** Begin Listed entries **

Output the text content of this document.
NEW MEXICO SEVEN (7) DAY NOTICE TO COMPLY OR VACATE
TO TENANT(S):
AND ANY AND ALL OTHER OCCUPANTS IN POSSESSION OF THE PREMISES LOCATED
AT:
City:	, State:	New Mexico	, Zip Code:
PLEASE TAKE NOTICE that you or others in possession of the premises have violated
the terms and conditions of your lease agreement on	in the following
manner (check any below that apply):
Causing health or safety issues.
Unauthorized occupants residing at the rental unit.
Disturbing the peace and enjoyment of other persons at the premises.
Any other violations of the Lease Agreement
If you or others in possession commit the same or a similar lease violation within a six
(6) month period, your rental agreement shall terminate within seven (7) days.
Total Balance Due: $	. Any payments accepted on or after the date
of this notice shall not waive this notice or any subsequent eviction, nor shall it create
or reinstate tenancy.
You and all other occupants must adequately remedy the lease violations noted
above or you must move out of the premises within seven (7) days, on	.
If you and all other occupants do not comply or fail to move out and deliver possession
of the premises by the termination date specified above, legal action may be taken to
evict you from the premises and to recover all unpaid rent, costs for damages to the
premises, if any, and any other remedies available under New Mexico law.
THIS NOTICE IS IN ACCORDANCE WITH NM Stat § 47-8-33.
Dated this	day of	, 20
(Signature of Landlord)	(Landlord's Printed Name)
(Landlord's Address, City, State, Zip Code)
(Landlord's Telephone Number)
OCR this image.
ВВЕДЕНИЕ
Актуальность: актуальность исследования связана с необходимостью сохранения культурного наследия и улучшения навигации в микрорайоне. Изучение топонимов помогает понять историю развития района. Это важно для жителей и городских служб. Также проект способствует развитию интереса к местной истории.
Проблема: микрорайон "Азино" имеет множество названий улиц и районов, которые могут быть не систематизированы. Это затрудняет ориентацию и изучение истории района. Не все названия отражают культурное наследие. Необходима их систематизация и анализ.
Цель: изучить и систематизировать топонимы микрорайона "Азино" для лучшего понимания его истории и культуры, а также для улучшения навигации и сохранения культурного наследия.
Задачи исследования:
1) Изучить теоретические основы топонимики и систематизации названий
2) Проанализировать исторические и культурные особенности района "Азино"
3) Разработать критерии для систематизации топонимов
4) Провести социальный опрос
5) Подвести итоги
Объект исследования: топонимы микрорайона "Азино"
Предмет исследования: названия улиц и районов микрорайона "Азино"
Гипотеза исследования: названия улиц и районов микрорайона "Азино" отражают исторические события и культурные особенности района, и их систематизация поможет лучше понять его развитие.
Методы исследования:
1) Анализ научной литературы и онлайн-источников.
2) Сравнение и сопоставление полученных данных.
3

** End Listed entries **

What is required: Each line that has the word "систематизация" counts once. How many such lines are in the data? Give the number alone.

Solution below: 2